== TASK DETAILS ==
Select the lines below containing the word "JSON".

Entries with figure data
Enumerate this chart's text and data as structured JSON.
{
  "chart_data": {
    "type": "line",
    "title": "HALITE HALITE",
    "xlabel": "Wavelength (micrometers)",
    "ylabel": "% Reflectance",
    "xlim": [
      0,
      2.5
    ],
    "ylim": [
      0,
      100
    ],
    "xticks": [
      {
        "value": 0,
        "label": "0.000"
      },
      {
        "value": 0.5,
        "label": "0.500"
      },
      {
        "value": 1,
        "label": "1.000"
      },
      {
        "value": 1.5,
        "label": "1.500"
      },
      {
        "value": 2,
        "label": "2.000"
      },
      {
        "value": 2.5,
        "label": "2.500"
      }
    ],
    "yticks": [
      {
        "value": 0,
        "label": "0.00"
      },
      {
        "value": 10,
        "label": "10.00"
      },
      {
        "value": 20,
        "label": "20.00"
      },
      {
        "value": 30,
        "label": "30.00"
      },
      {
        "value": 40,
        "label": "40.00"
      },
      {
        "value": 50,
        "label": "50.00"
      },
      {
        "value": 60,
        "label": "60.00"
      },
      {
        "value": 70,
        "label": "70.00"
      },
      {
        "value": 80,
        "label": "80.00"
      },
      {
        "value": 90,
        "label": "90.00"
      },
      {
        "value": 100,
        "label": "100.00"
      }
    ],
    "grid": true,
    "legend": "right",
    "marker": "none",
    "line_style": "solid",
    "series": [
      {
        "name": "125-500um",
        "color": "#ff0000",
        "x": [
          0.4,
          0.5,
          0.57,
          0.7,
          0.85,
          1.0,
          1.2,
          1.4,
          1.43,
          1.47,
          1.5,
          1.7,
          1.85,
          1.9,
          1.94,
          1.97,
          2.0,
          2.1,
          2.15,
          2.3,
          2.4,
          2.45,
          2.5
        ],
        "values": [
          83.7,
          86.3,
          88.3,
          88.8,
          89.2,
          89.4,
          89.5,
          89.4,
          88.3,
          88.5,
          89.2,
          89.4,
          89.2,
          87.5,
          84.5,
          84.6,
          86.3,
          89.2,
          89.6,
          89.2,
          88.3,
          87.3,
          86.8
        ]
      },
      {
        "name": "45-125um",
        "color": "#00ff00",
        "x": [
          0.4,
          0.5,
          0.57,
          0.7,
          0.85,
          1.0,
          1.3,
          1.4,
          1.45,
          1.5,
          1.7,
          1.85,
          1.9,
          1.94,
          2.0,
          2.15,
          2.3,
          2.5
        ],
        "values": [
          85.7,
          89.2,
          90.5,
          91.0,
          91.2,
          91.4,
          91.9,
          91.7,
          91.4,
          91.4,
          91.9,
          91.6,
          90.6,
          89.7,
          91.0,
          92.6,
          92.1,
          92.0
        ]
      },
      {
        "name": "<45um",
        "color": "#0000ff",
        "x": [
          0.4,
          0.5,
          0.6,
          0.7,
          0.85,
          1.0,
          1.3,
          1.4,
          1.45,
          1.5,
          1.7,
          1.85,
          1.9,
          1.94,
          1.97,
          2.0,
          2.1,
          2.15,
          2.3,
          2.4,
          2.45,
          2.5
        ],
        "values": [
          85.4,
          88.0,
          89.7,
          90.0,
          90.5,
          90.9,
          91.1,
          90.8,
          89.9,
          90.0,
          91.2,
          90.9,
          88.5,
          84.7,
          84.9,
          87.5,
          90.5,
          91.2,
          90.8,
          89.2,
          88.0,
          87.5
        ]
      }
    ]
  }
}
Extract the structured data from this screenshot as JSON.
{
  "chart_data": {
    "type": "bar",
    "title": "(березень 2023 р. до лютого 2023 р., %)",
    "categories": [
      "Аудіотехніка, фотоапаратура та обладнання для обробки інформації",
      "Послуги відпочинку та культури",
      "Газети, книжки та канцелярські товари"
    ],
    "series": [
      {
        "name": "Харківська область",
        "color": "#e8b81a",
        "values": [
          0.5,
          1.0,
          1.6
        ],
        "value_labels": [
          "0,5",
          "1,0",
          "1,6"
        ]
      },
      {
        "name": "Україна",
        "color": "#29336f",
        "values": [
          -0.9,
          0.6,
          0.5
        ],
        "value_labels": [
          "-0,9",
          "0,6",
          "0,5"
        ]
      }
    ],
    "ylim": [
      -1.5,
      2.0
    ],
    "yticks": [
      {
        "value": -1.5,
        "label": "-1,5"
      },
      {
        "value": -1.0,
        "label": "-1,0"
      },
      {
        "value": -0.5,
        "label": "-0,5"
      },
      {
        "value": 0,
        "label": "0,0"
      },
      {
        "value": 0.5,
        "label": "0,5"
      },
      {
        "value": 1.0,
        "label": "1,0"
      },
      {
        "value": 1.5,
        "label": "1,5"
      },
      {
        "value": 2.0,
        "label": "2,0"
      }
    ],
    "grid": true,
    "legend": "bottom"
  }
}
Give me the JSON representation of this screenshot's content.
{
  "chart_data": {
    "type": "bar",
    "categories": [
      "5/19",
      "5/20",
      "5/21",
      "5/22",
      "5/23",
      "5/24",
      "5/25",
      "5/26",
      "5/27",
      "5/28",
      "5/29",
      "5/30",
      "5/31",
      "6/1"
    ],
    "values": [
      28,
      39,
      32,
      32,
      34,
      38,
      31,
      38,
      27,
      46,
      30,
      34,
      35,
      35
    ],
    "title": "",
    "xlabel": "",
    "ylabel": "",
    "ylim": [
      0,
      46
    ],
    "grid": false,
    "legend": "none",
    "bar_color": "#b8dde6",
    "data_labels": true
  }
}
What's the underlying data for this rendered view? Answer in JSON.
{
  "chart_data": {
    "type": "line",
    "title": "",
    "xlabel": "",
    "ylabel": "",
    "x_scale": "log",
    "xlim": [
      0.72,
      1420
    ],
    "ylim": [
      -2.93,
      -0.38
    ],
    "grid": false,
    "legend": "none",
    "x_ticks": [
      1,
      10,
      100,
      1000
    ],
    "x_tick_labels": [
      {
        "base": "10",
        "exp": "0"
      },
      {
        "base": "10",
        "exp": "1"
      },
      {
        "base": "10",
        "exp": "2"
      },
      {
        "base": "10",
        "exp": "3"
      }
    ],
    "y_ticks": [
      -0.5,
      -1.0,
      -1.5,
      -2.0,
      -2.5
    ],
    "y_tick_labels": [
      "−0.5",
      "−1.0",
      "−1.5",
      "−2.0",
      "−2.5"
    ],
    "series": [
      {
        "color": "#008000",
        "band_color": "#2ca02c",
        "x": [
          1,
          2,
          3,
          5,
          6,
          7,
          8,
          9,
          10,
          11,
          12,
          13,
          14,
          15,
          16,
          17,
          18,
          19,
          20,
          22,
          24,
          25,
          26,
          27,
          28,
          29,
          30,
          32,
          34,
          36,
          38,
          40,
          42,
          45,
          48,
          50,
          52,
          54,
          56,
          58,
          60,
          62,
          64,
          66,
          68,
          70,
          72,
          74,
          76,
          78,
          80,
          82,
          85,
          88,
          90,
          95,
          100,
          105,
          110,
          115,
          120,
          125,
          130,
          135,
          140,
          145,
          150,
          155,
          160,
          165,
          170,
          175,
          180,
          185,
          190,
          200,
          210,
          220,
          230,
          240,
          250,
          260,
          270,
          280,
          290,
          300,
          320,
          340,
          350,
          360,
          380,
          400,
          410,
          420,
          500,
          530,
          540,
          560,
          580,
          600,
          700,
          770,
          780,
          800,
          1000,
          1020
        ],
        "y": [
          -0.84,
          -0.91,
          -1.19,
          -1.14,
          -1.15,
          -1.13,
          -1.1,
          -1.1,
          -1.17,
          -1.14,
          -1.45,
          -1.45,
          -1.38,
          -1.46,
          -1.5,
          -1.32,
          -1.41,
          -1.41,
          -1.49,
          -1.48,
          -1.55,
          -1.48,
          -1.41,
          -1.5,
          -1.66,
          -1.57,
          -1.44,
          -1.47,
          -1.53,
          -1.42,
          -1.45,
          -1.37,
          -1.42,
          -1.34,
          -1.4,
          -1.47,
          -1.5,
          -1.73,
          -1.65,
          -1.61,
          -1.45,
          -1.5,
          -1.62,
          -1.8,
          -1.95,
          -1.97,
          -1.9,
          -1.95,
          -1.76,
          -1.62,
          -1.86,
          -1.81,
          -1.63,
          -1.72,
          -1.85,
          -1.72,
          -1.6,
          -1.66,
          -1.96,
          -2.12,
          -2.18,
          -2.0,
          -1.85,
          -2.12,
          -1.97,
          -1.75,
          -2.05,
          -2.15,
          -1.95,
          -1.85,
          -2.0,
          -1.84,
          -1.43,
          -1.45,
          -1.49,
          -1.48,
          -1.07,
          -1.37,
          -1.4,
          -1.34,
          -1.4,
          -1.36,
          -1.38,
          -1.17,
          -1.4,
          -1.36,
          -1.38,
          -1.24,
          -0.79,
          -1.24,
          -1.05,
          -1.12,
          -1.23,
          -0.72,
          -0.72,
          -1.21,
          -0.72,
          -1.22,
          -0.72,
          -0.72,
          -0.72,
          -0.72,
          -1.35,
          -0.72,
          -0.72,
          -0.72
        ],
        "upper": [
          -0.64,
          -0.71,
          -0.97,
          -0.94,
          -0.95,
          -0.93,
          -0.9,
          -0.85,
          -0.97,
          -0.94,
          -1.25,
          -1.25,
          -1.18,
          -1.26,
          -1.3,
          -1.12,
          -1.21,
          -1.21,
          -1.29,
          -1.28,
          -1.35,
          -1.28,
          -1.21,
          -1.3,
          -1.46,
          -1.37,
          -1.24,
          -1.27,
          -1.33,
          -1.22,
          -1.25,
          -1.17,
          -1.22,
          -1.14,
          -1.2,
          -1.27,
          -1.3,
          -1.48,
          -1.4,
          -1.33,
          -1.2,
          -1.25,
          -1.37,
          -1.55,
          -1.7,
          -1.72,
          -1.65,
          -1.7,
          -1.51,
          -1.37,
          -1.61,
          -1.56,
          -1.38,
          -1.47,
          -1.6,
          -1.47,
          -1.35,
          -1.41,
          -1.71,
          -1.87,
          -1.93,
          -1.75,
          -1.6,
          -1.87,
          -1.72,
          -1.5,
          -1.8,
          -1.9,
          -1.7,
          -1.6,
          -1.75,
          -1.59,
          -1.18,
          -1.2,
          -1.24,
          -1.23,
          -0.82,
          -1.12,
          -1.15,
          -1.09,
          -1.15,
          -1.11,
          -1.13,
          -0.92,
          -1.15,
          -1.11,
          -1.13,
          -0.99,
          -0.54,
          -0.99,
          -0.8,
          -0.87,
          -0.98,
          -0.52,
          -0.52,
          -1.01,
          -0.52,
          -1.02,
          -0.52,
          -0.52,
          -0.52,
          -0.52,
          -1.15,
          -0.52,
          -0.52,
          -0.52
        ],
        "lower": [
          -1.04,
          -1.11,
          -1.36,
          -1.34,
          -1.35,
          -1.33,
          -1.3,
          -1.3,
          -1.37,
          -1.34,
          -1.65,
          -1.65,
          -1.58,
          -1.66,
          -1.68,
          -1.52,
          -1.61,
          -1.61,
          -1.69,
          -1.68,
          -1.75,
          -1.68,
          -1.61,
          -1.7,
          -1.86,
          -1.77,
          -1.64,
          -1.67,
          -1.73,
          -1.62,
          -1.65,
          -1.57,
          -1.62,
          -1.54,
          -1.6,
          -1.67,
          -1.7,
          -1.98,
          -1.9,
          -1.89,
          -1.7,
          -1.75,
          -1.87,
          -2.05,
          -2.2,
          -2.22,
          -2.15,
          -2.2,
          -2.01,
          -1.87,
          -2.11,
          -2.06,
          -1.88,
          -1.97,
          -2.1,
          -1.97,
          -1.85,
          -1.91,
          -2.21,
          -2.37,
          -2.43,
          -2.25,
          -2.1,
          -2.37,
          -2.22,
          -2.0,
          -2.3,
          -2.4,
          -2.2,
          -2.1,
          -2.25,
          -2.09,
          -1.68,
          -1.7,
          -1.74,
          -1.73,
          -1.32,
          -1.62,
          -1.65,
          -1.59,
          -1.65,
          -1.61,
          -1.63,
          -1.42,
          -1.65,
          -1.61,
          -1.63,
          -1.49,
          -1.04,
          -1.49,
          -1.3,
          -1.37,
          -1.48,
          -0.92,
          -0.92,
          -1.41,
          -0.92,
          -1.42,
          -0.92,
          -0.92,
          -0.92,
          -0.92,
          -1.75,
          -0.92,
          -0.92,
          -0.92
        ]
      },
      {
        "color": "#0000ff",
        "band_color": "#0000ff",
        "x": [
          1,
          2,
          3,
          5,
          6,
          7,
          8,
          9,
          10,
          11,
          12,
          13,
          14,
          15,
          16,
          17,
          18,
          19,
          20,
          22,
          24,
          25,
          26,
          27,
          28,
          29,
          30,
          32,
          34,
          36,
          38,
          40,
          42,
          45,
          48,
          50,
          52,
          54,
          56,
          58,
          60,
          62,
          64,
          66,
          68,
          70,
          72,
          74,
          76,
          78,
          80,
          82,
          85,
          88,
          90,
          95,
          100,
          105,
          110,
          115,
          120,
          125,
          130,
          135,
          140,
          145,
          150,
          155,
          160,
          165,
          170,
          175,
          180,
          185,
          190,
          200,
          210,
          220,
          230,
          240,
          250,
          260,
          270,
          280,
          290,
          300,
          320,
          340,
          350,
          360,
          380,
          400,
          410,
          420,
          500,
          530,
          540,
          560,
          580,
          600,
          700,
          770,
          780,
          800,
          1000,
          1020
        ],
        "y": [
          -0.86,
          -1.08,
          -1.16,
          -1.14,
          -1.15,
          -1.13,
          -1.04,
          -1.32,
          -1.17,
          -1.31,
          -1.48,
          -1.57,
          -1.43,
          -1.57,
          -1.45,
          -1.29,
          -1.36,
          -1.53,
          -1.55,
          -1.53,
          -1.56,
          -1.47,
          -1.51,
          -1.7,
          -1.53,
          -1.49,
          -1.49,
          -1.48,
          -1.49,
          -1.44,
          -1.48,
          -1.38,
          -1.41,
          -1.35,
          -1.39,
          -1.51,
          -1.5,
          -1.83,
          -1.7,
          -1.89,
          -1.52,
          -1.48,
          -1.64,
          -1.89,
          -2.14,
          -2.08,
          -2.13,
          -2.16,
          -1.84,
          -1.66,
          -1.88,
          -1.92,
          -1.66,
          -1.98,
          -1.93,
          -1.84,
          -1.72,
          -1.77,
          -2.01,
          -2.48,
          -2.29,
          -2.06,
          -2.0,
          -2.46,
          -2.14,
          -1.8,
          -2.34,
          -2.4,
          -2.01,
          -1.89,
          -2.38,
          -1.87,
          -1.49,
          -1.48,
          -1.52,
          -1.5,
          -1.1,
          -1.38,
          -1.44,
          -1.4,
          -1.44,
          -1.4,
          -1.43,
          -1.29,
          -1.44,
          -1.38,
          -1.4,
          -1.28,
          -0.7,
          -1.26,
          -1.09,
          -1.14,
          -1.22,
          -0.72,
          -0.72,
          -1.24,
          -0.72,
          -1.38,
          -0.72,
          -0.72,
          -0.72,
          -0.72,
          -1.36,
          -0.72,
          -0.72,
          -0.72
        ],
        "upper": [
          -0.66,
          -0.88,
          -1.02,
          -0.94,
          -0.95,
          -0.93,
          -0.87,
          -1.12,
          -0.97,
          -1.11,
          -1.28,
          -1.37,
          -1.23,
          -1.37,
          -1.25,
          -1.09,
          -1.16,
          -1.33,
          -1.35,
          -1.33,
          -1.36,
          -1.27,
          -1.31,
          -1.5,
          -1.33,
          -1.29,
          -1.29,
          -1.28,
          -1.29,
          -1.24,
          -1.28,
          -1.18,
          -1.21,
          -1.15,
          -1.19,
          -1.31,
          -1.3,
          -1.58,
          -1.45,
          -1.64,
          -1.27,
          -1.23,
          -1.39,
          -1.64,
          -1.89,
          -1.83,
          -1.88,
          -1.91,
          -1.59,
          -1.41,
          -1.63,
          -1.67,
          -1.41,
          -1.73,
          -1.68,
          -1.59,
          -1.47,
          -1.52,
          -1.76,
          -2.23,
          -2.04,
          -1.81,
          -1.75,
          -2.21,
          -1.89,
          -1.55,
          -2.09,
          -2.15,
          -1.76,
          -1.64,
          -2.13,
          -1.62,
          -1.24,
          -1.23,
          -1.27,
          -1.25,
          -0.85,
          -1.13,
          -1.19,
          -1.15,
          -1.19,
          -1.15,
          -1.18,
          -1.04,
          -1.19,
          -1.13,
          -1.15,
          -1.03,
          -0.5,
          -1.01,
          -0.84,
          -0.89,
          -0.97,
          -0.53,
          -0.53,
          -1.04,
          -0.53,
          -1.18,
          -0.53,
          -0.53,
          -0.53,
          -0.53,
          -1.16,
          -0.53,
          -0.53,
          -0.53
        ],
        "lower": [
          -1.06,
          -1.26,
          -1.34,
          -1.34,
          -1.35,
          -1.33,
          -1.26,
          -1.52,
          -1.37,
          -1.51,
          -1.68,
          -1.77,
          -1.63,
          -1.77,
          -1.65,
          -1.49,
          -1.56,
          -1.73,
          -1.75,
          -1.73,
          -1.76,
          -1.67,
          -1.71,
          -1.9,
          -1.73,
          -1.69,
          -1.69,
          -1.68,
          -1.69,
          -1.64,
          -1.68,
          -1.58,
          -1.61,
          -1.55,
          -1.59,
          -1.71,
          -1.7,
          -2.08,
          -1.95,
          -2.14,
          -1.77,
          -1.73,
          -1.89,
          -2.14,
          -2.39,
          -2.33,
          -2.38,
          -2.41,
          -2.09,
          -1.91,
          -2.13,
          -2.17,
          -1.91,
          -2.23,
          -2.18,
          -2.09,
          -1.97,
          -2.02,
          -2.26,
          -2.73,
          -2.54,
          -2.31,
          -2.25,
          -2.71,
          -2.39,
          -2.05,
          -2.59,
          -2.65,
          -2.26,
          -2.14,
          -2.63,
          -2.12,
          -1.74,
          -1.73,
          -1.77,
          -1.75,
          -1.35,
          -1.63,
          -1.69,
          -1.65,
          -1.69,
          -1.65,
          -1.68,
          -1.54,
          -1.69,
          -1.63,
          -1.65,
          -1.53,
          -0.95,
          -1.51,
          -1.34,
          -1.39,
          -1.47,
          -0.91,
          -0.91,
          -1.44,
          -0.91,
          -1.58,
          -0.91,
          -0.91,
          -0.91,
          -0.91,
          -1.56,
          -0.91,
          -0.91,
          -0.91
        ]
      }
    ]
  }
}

== TASK RESPONSE ==
Enumerate this chart's text and data as structured JSON.
Extract the structured data from this screenshot as JSON.
Give me the JSON representation of this screenshot's content.
What's the underlying data for this rendered view? Answer in JSON.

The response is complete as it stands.